(PROBLEM TO WORK ON):
From the material below, list every line containing "Fachabteilungen".

(THE INPUT):

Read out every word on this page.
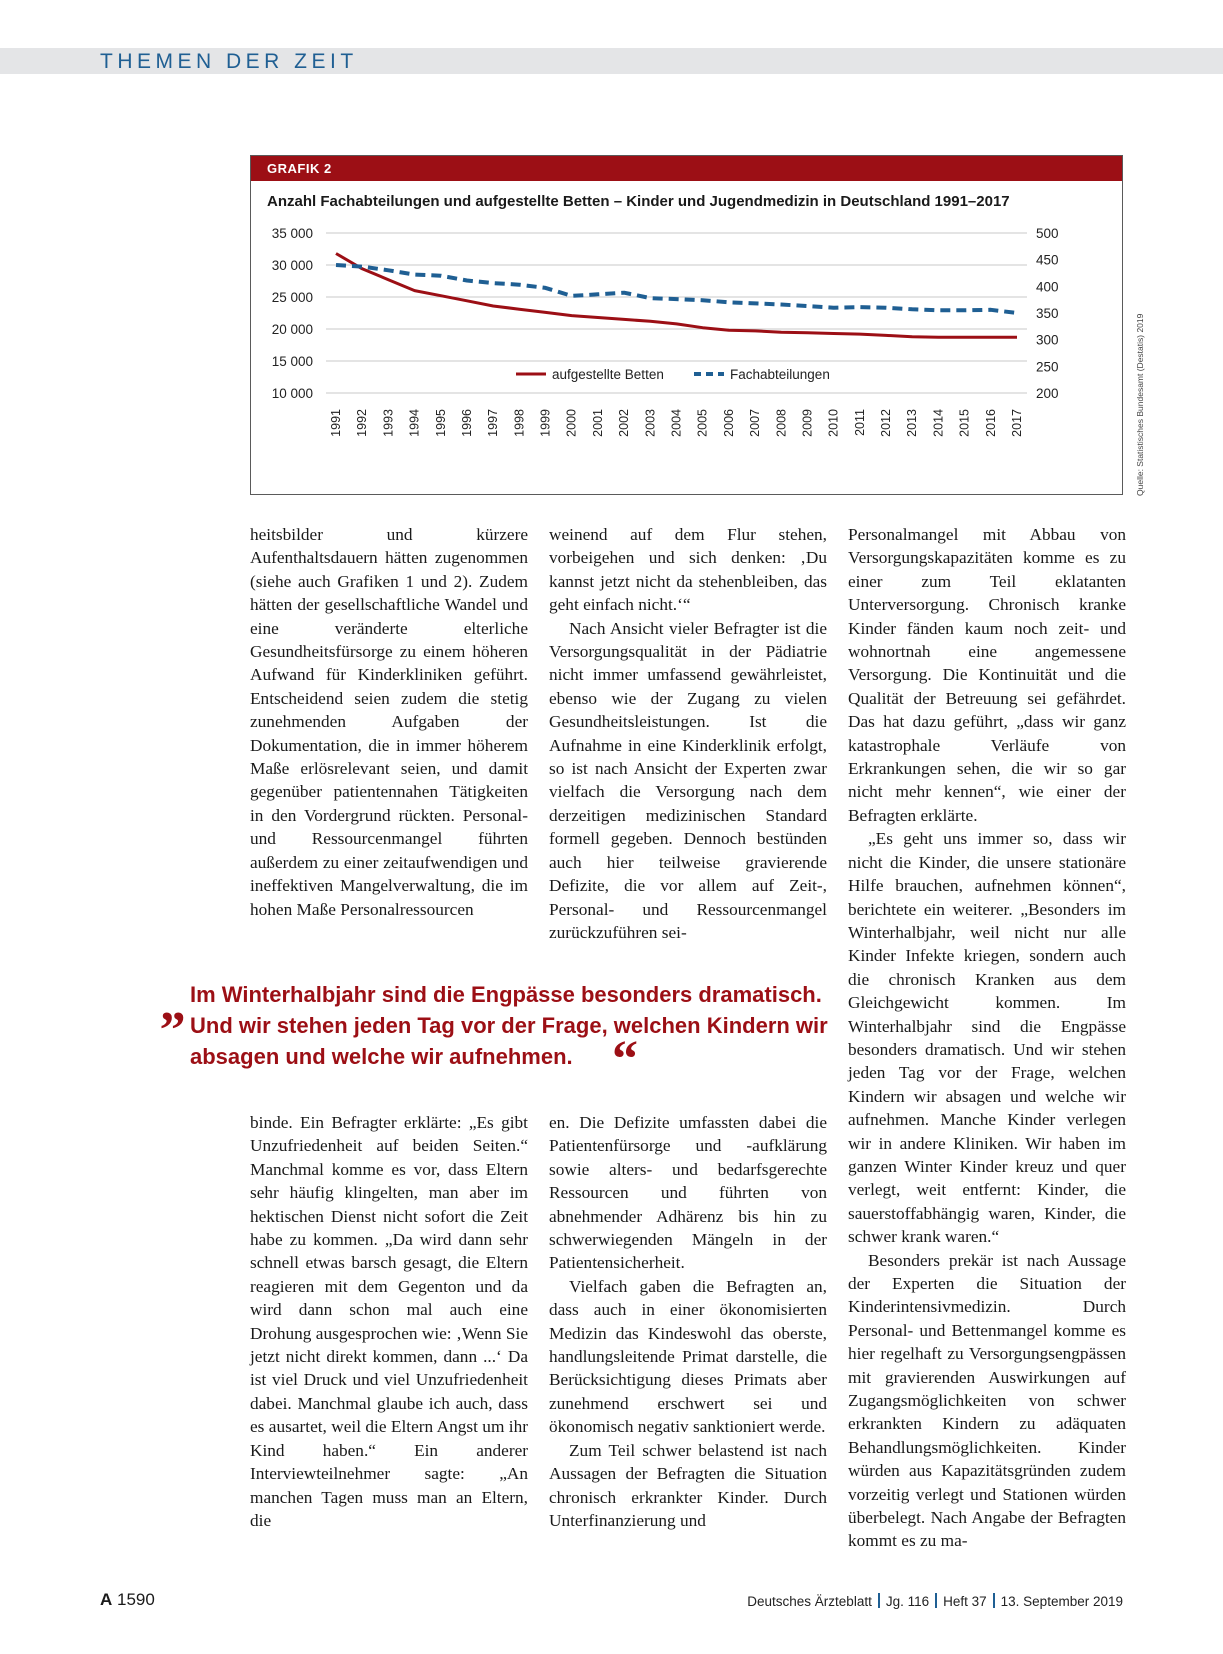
THEMEN DER ZEIT
GRAFIK 2
Anzahl Fachabteilungen und aufgestellte Betten – Kinder und Jugendmedizin in Deutschland 1991–2017
35 000
30 000
25 000
20 000
15 000
10 000
500
450
400
350
300
250
200
1991 1992 1993 1994 1995 1996 1997 1998 1999 2000 2001 2002 2003 2004 2005 2006 2007 2008 2009 2010 2011 2012 2013 2014 2015 2016 2017
aufgestellte Betten	Fachabteilungen	Quelle: Statistisches Bundesamt (Destatis) 2019

heitsbilder und kürzere Aufenthaltsdauern hätten zugenommen (siehe auch Grafiken 1 und 2). Zudem hätten der gesellschaftliche Wandel und eine veränderte elterliche Gesundheitsfürsorge zu einem höheren Aufwand für Kinderkliniken geführt. Entscheidend seien zudem die stetig zunehmenden Aufgaben der Dokumentation, die in immer höherem Maße erlösrelevant seien, und damit gegenüber patientennahen Tätigkeiten in den Vordergrund rückten. Personal- und Ressourcenmangel führten außerdem zu einer zeitaufwendigen und ineffektiven Mangelverwaltung, die im hohen Maße Personalressourcen

weinend auf dem Flur stehen, vorbeigehen und sich denken: ‚Du kannst jetzt nicht da stehenbleiben, das geht einfach nicht.‘“

Nach Ansicht vieler Befragter ist die Versorgungsqualität in der Pädiatrie nicht immer umfassend gewährleistet, ebenso wie der Zugang zu vielen Gesundheitsleistungen. Ist die Aufnahme in eine Kinderklinik erfolgt, so ist nach Ansicht der Experten zwar vielfach die Versorgung nach dem derzeitigen medizinischen Standard formell gegeben. Dennoch bestünden auch hier teilweise gravierende Defizite, die vor allem auf Zeit-, Personal- und Ressourcenmangel zurückzuführen sei-

„ Im Winterhalbjahr sind die Engpässe besonders dramatisch. Und wir stehen jeden Tag vor der Frage, welchen Kindern wir absagen und welche wir aufnehmen. “

binde. Ein Befragter erklärte: „Es gibt Unzufriedenheit auf beiden Seiten.“ Manchmal komme es vor, dass Eltern sehr häufig klingelten, man aber im hektischen Dienst nicht sofort die Zeit habe zu kommen. „Da wird dann sehr schnell etwas barsch gesagt, die Eltern reagieren mit dem Gegenton und da wird dann schon mal auch eine Drohung ausgesprochen wie: ‚Wenn Sie jetzt nicht direkt kommen, dann ...‘ Da ist viel Druck und viel Unzufriedenheit dabei. Manchmal glaube ich auch, dass es ausartet, weil die Eltern Angst um ihr Kind haben.“ Ein anderer Interviewteilnehmer sagte: „An manchen Tagen muss man an Eltern, die

en. Die Defizite umfassten dabei die Patientenfürsorge und -aufklärung sowie alters- und bedarfsgerechte Ressourcen und führten von abnehmender Adhärenz bis hin zu schwerwiegenden Mängeln in der Patientensicherheit.

Vielfach gaben die Befragten an, dass auch in einer ökonomisierten Medizin das Kindeswohl das oberste, handlungsleitende Primat darstelle, die Berücksichtigung dieses Primats aber zunehmend erschwert sei und ökonomisch negativ sanktioniert werde.

Zum Teil schwer belastend ist nach Aussagen der Befragten die Situation chronisch erkrankter Kinder. Durch Unterfinanzierung und

Personalmangel mit Abbau von Versorgungskapazitäten komme es zu einer zum Teil eklatanten Unterversorgung. Chronisch kranke Kinder fänden kaum noch zeit- und wohnortnah eine angemessene Versorgung. Die Kontinuität und die Qualität der Betreuung sei gefährdet. Das hat dazu geführt, „dass wir ganz katastrophale Verläufe von Erkrankungen sehen, die wir so gar nicht mehr kennen“, wie einer der Befragten erklärte.

„Es geht uns immer so, dass wir nicht die Kinder, die unsere stationäre Hilfe brauchen, aufnehmen können“, berichtete ein weiterer. „Besonders im Winterhalbjahr, weil nicht nur alle Kinder Infekte kriegen, sondern auch die chronisch Kranken aus dem Gleichgewicht kommen. Im Winterhalbjahr sind die Engpässe besonders dramatisch. Und wir stehen jeden Tag vor der Frage, welchen Kindern wir absagen und welche wir aufnehmen. Manche Kinder verlegen wir in andere Kliniken. Wir haben im ganzen Winter Kinder kreuz und quer verlegt, weit entfernt: Kinder, die sauerstoffabhängig waren, Kinder, die schwer krank waren.“

Besonders prekär ist nach Aussage der Experten die Situation der Kinderintensivmedizin. Durch Personal- und Bettenmangel komme es hier regelhaft zu Versorgungsengpässen mit gravierenden Auswirkungen auf Zugangsmöglichkeiten von schwer erkrankten Kindern zu adäquaten Behandlungsmöglichkeiten. Kinder würden aus Kapazitätsgründen zudem vorzeitig verlegt und Stationen würden überbelegt. Nach Angabe der Befragten kommt es zu ma-

A 1590	Deutsches Ärzteblatt Jg. 116 Heft 37 13. September 2019
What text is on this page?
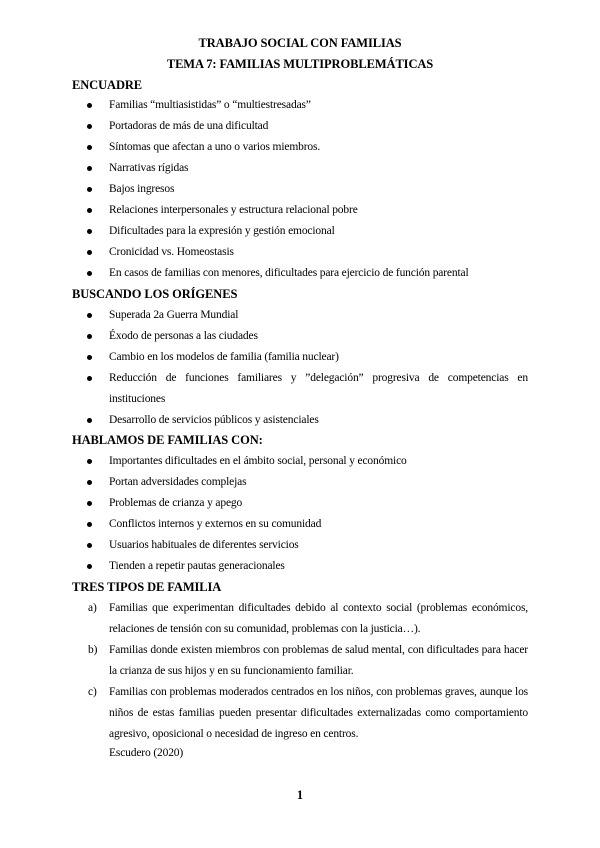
TRABAJO SOCIAL CON FAMILIAS
TEMA 7: FAMILIAS MULTIPROBLEMÁTICAS
ENCUADRE
Familias “multiasistidas” o “multiestresadas”
Portadoras de más de una dificultad
Síntomas que afectan a uno o varios miembros.
Narrativas rígidas
Bajos ingresos
Relaciones interpersonales y estructura relacional pobre
Dificultades para la expresión y gestión emocional
Cronicidad vs. Homeostasis
En casos de familias con menores, dificultades para ejercicio de función parental
BUSCANDO LOS ORÍGENES
Superada 2a Guerra Mundial
Éxodo de personas a las ciudades
Cambio en los modelos de familia (familia nuclear)
Reducción de funciones familiares y ”delegación” progresiva de competencias en instituciones
Desarrollo de servicios públicos y asistenciales
HABLAMOS DE FAMILIAS CON:
Importantes dificultades en el ámbito social, personal y económico
Portan adversidades complejas
Problemas de crianza y apego
Conflictos internos y externos en su comunidad
Usuarios habituales de diferentes servicios
Tienden a repetir pautas generacionales
TRES TIPOS DE FAMILIA
a) Familias que experimentan dificultades debido al contexto social (problemas económicos, relaciones de tensión con su comunidad, problemas con la justicia…).
b) Familias donde existen miembros con problemas de salud mental, con dificultades para hacer la crianza de sus hijos y en su funcionamiento familiar.
c) Familias con problemas moderados centrados en los niños, con problemas graves, aunque los niños de estas familias pueden presentar dificultades externalizadas como comportamiento agresivo, oposicional o necesidad de ingreso en centros.
Escudero (2020)
1
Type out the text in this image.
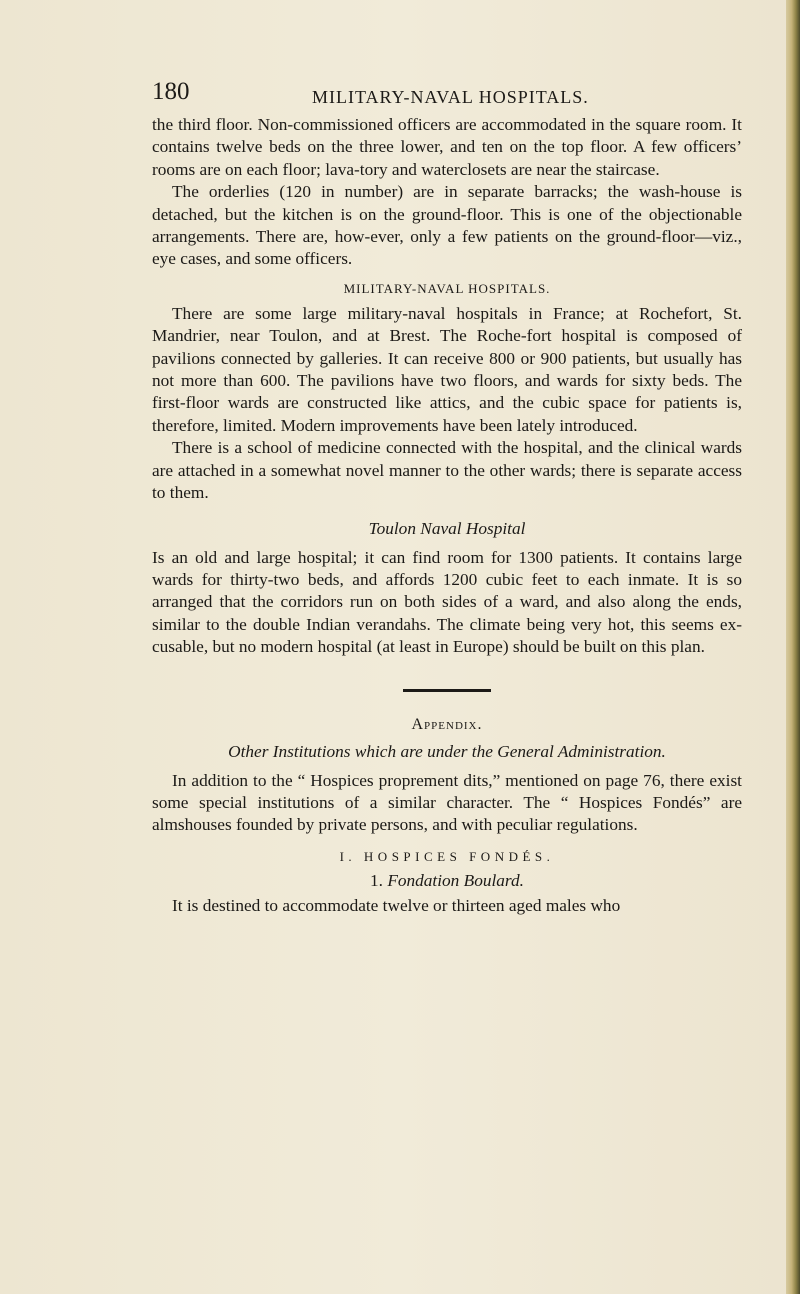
180	MILITARY-NAVAL HOSPITALS.

the third floor. Non-commissioned officers are accommodated in the square room. It contains twelve beds on the three lower, and ten on the top floor. A few officers’ rooms are on each floor; lava-tory and waterclosets are near the staircase.

The orderlies (120 in number) are in separate barracks; the wash-house is detached, but the kitchen is on the ground-floor. This is one of the objectionable arrangements. There are, how-ever, only a few patients on the ground-floor—viz., eye cases, and some officers.

MILITARY-NAVAL HOSPITALS.

There are some large military-naval hospitals in France; at Rochefort, St. Mandrier, near Toulon, and at Brest. The Roche-fort hospital is composed of pavilions connected by galleries. It can receive 800 or 900 patients, but usually has not more than 600. The pavilions have two floors, and wards for sixty beds. The first-floor wards are constructed like attics, and the cubic space for patients is, therefore, limited. Modern improvements have been lately introduced.

There is a school of medicine connected with the hospital, and the clinical wards are attached in a somewhat novel manner to the other wards; there is separate access to them.

Toulon Naval Hospital

Is an old and large hospital; it can find room for 1300 patients. It contains large wards for thirty-two beds, and affords 1200 cubic feet to each inmate. It is so arranged that the corridors run on both sides of a ward, and also along the ends, similar to the double Indian verandahs. The climate being very hot, this seems ex-cusable, but no modern hospital (at least in Europe) should be built on this plan.

Appendix.
Other Institutions which are under the General Administration.

In addition to the “ Hospices proprement dits,” mentioned on page 76, there exist some special institutions of a similar character. The “ Hospices Fondés” are almshouses founded by private persons, and with peculiar regulations.

I. HOSPICES FONDÉS.
1. Fondation Boulard.

It is destined to accommodate twelve or thirteen aged males who
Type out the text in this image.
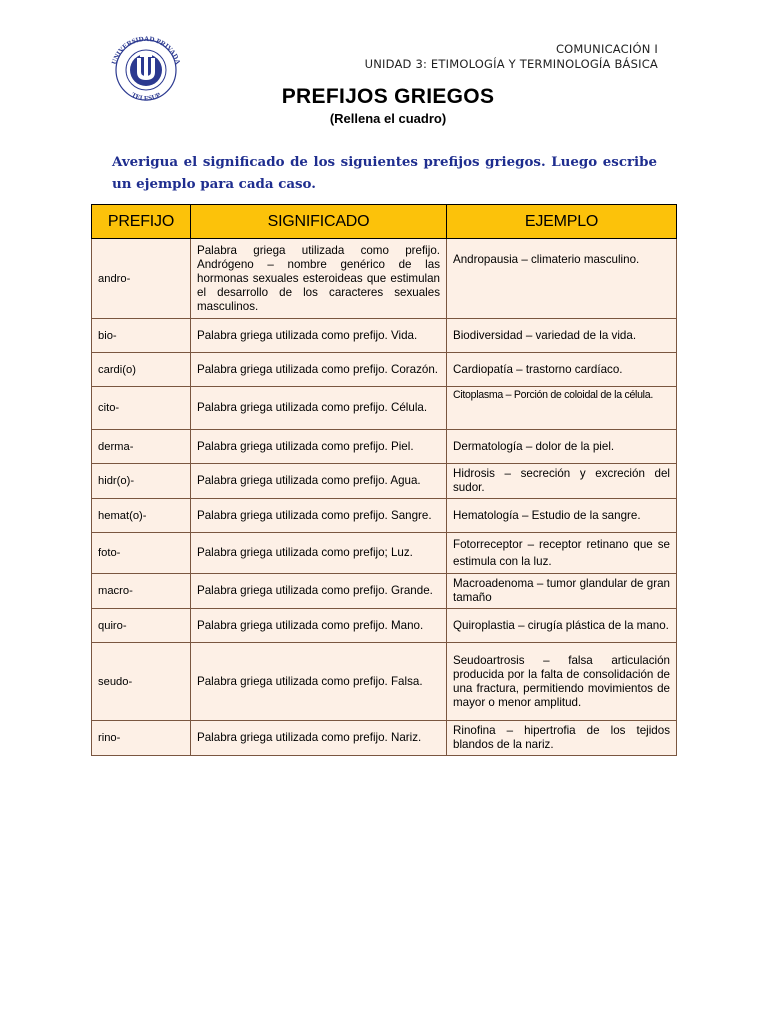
UNIVERSIDAD PRIVADA
TELESUP
COMUNICACIÓN I
UNIDAD 3: ETIMOLOGÍA Y TERMINOLOGÍA BÁSICA
PREFIJOS GRIEGOS
(Rellena el cuadro)
Averigua el significado de los siguientes prefijos griegos. Luego escribe un ejemplo para cada caso.
PREFIJO	SIGNIFICADO	EJEMPLO
andro-	Palabra griega utilizada como prefijo. Andrógeno – nombre genérico de las hormonas sexuales esteroideas que estimulan el desarrollo de los caracteres sexuales masculinos.	Andropausia – climaterio masculino.
bio-	Palabra griega utilizada como prefijo. Vida.	Biodiversidad – variedad de la vida.
cardi(o)	Palabra griega utilizada como prefijo. Corazón.	Cardiopatía – trastorno cardíaco.
cito-	Palabra griega utilizada como prefijo. Célula.	Citoplasma – Porción de coloidal de la célula.
derma-	Palabra griega utilizada como prefijo. Piel.	Dermatología – dolor de la piel.
hidr(o)-	Palabra griega utilizada como prefijo. Agua.	Hidrosis – secreción y excreción del sudor.
hemat(o)-	Palabra griega utilizada como prefijo. Sangre.	Hematología – Estudio de la sangre.
foto-	Palabra griega utilizada como prefijo; Luz.	Fotorreceptor – receptor retinano que se estimula con la luz.
macro-	Palabra griega utilizada como prefijo. Grande.	Macroadenoma – tumor glandular de gran tamaño
quiro-	Palabra griega utilizada como prefijo. Mano.	Quiroplastia – cirugía plástica de la mano.
seudo-	Palabra griega utilizada como prefijo. Falsa.	Seudoartrosis – falsa articulación producida por la falta de consolidación de una fractura, permitiendo movimientos de mayor o menor amplitud.
rino-	Palabra griega utilizada como prefijo. Nariz.	Rinofina – hipertrofia de los tejidos blandos de la nariz.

(ANSWER FOR THE TASK):
Anzahl Fachabteilungen und aufgestellte Betten – Kinder und Jugendmedizin in Deutschland 1991–2017
aufgestellte Betten	Fachabteilungen	Quelle: Statistisches Bundesamt (Destatis) 2019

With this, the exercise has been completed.